■ **SOURCE RECORDS**
++++++++++++++++++++
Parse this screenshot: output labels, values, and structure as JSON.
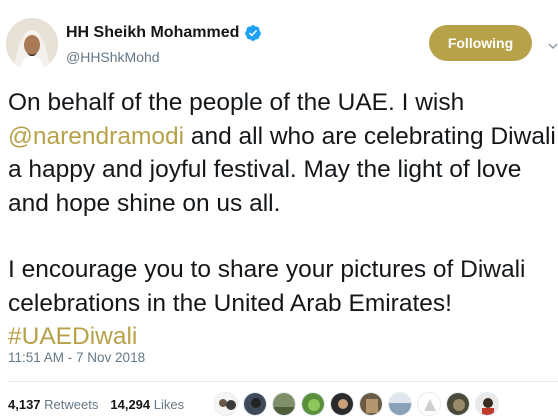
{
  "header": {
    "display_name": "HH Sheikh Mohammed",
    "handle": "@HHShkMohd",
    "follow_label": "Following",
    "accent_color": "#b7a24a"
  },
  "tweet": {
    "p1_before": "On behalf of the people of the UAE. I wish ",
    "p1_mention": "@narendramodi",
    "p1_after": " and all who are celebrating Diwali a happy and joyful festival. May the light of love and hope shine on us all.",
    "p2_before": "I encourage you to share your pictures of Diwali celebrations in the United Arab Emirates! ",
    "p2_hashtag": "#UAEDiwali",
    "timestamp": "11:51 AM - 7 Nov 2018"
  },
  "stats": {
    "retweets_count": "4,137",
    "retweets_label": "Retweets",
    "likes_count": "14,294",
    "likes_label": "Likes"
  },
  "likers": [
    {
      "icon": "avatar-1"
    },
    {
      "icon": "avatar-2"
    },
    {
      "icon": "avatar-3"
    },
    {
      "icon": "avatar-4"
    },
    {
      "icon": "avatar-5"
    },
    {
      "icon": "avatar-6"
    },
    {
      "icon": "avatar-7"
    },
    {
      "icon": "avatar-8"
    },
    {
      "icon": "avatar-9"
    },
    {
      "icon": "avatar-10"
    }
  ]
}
++++++++++++++++++++
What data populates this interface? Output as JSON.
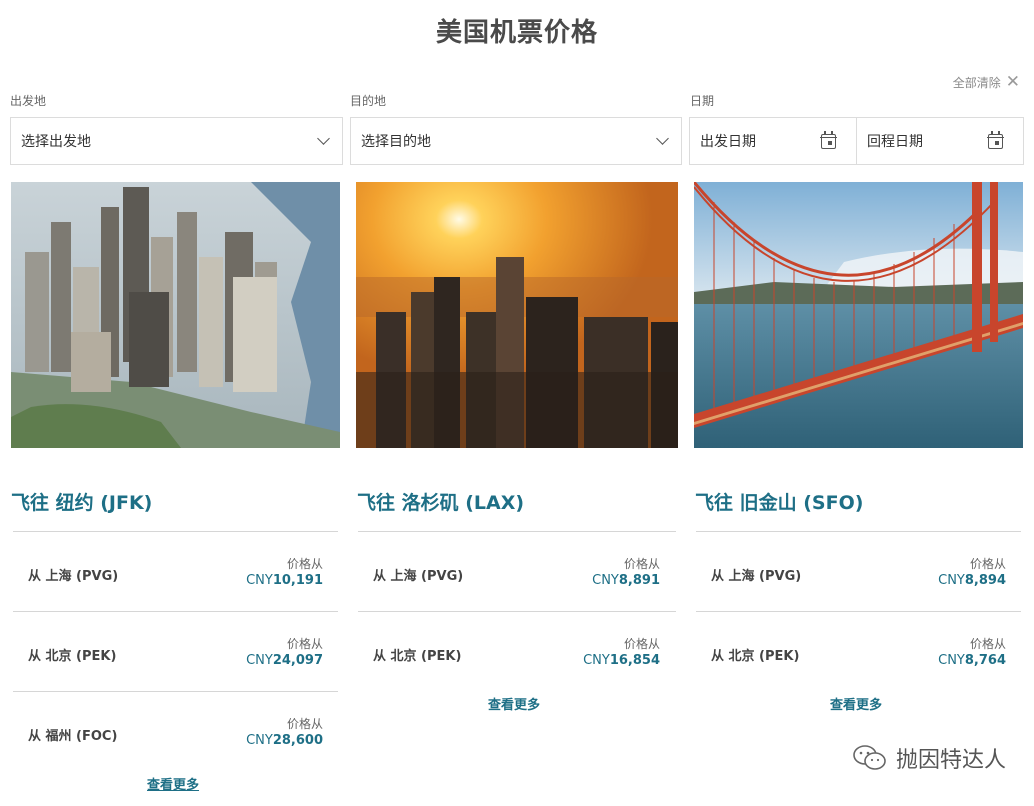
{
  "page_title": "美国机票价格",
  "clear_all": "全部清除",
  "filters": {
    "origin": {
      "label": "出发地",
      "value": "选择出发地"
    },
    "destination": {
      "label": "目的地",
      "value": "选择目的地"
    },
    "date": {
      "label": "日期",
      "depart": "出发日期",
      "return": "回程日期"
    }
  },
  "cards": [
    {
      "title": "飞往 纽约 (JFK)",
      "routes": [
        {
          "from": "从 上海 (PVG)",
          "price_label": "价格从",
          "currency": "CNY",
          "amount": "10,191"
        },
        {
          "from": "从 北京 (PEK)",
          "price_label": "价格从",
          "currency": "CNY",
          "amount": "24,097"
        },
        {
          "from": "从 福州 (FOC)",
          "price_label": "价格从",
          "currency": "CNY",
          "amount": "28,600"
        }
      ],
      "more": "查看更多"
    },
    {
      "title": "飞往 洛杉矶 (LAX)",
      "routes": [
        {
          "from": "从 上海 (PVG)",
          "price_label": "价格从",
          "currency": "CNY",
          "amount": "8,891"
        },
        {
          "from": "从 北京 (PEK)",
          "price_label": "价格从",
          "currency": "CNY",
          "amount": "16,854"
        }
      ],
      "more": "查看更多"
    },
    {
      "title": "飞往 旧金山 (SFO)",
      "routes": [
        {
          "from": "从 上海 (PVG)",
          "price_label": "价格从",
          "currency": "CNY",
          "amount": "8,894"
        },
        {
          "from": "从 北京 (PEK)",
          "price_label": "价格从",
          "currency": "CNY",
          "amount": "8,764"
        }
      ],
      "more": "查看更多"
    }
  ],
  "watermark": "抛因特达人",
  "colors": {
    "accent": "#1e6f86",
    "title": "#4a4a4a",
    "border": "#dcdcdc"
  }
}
++++++++++++++++++++
■ **SET TASK**
Where a line in the material above holds "this", copy that line.

■ **FINAL RESULT**
Parse this screenshot: output labels, values, and structure as JSON.
What data populates this interface? Output as JSON.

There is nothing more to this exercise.